═══ TASK DATA ═══

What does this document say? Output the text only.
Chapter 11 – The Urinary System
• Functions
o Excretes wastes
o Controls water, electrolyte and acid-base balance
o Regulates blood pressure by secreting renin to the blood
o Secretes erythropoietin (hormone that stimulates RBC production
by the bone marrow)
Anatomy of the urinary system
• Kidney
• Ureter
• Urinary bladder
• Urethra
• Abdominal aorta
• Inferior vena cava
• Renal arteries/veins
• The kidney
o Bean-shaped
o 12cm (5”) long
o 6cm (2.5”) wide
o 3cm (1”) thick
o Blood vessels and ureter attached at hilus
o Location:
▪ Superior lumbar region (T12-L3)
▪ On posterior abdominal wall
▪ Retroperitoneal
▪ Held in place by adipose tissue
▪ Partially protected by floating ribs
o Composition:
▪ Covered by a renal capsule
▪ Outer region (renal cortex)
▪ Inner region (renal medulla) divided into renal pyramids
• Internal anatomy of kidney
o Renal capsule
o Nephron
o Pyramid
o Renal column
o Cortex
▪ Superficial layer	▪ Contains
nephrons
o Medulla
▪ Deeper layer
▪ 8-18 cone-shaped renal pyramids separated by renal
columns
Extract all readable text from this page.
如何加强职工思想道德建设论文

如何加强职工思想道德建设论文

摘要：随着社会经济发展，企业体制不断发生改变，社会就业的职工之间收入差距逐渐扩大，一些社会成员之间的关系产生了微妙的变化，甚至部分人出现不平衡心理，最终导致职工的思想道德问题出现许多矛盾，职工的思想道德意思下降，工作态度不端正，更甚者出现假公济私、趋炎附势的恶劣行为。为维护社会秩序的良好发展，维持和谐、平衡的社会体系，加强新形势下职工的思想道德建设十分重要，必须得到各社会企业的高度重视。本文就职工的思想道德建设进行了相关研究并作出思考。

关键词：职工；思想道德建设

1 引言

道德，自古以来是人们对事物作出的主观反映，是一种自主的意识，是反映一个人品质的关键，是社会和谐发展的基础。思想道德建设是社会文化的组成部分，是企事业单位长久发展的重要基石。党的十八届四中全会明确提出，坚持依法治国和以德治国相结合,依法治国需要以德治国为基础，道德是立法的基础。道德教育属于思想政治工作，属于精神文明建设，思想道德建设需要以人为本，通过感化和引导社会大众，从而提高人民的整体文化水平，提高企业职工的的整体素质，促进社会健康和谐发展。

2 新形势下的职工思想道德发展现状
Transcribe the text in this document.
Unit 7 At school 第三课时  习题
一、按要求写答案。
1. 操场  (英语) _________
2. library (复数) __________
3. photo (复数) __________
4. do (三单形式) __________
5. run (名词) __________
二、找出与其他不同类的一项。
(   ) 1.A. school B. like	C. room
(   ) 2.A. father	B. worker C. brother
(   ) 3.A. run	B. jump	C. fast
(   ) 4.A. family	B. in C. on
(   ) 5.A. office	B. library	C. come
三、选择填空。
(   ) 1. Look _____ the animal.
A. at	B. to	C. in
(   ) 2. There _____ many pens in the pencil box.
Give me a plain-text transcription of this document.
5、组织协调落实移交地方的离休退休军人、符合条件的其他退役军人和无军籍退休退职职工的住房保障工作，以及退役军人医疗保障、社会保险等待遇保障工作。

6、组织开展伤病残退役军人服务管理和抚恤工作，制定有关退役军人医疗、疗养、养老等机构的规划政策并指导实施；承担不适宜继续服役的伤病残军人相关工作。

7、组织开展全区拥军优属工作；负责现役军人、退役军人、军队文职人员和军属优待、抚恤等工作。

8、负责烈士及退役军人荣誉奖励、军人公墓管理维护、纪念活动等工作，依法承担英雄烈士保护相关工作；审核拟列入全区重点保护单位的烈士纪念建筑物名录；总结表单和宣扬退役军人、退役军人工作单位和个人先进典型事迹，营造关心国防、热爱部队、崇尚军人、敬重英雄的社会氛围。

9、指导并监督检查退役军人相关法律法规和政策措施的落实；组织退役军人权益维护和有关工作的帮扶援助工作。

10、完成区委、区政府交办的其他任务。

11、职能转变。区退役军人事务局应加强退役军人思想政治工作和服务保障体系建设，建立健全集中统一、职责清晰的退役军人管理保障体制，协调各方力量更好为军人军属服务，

═══

### [EXERCISE DESCRIPTION]
Write the listing out again, exactly as shown above.

### [TASK RESULT]
What does this document say? Output the text only.
Chapter 11 – The Urinary System
• Functions
o Excretes wastes
o Controls water, electrolyte and acid-base balance
o Regulates blood pressure by secreting renin to the blood
o Secretes erythropoietin (hormone that stimulates RBC production
by the bone marrow)
Anatomy of the urinary system
• Kidney
• Ureter
• Urinary bladder
• Urethra
• Abdominal aorta
• Inferior vena cava
• Renal arteries/veins
• The kidney
o Bean-shaped
o 12cm (5”) long
o 6cm (2.5”) wide
o 3cm (1”) thick
o Blood vessels and ureter attached at hilus
o Location:
▪ Superior lumbar region (T12-L3)
▪ On posterior abdominal wall
▪ Retroperitoneal
▪ Held in place by adipose tissue
▪ Partially protected by floating ribs
o Composition:
▪ Covered by a renal capsule
▪ Outer region (renal cortex)
▪ Inner region (renal medulla) divided into renal pyramids
• Internal anatomy of kidney
o Renal capsule
o Nephron
o Pyramid
o Renal column
o Cortex
▪ Superficial layer	▪ Contains
nephrons
o Medulla
▪ Deeper layer
▪ 8-18 cone-shaped renal pyramids separated by renal
columns
Extract all readable text from this page.
如何加强职工思想道德建设论文

如何加强职工思想道德建设论文

摘要：随着社会经济发展，企业体制不断发生改变，社会就业的职工之间收入差距逐渐扩大，一些社会成员之间的关系产生了微妙的变化，甚至部分人出现不平衡心理，最终导致职工的思想道德问题出现许多矛盾，职工的思想道德意思下降，工作态度不端正，更甚者出现假公济私、趋炎附势的恶劣行为。为维护社会秩序的良好发展，维持和谐、平衡的社会体系，加强新形势下职工的思想道德建设十分重要，必须得到各社会企业的高度重视。本文就职工的思想道德建设进行了相关研究并作出思考。

关键词：职工；思想道德建设

1 引言

道德，自古以来是人们对事物作出的主观反映，是一种自主的意识，是反映一个人品质的关键，是社会和谐发展的基础。思想道德建设是社会文化的组成部分，是企事业单位长久发展的重要基石。党的十八届四中全会明确提出，坚持依法治国和以德治国相结合,依法治国需要以德治国为基础，道德是立法的基础。道德教育属于思想政治工作，属于精神文明建设，思想道德建设需要以人为本，通过感化和引导社会大众，从而提高人民的整体文化水平，提高企业职工的的整体素质，促进社会健康和谐发展。

2 新形势下的职工思想道德发展现状
Transcribe the text in this document.
Unit 7 At school 第三课时  习题
一、按要求写答案。
1. 操场  (英语) _________
2. library (复数) __________
3. photo (复数) __________
4. do (三单形式) __________
5. run (名词) __________
二、找出与其他不同类的一项。
(   ) 1.A. school B. like	C. room
(   ) 2.A. father	B. worker C. brother
(   ) 3.A. run	B. jump	C. fast
(   ) 4.A. family	B. in C. on
(   ) 5.A. office	B. library	C. come
三、选择填空。
(   ) 1. Look _____ the animal.
A. at	B. to	C. in
(   ) 2. There _____ many pens in the pencil box.
Give me a plain-text transcription of this document.
5、组织协调落实移交地方的离休退休军人、符合条件的其他退役军人和无军籍退休退职职工的住房保障工作，以及退役军人医疗保障、社会保险等待遇保障工作。

6、组织开展伤病残退役军人服务管理和抚恤工作，制定有关退役军人医疗、疗养、养老等机构的规划政策并指导实施；承担不适宜继续服役的伤病残军人相关工作。

7、组织开展全区拥军优属工作；负责现役军人、退役军人、军队文职人员和军属优待、抚恤等工作。

8、负责烈士及退役军人荣誉奖励、军人公墓管理维护、纪念活动等工作，依法承担英雄烈士保护相关工作；审核拟列入全区重点保护单位的烈士纪念建筑物名录；总结表单和宣扬退役军人、退役军人工作单位和个人先进典型事迹，营造关心国防、热爱部队、崇尚军人、敬重英雄的社会氛围。

9、指导并监督检查退役军人相关法律法规和政策措施的落实；组织退役军人权益维护和有关工作的帮扶援助工作。

10、完成区委、区政府交办的其他任务。

11、职能转变。区退役军人事务局应加强退役军人思想政治工作和服务保障体系建设，建立健全集中统一、职责清晰的退役军人管理保障体制，协调各方力量更好为军人军属服务，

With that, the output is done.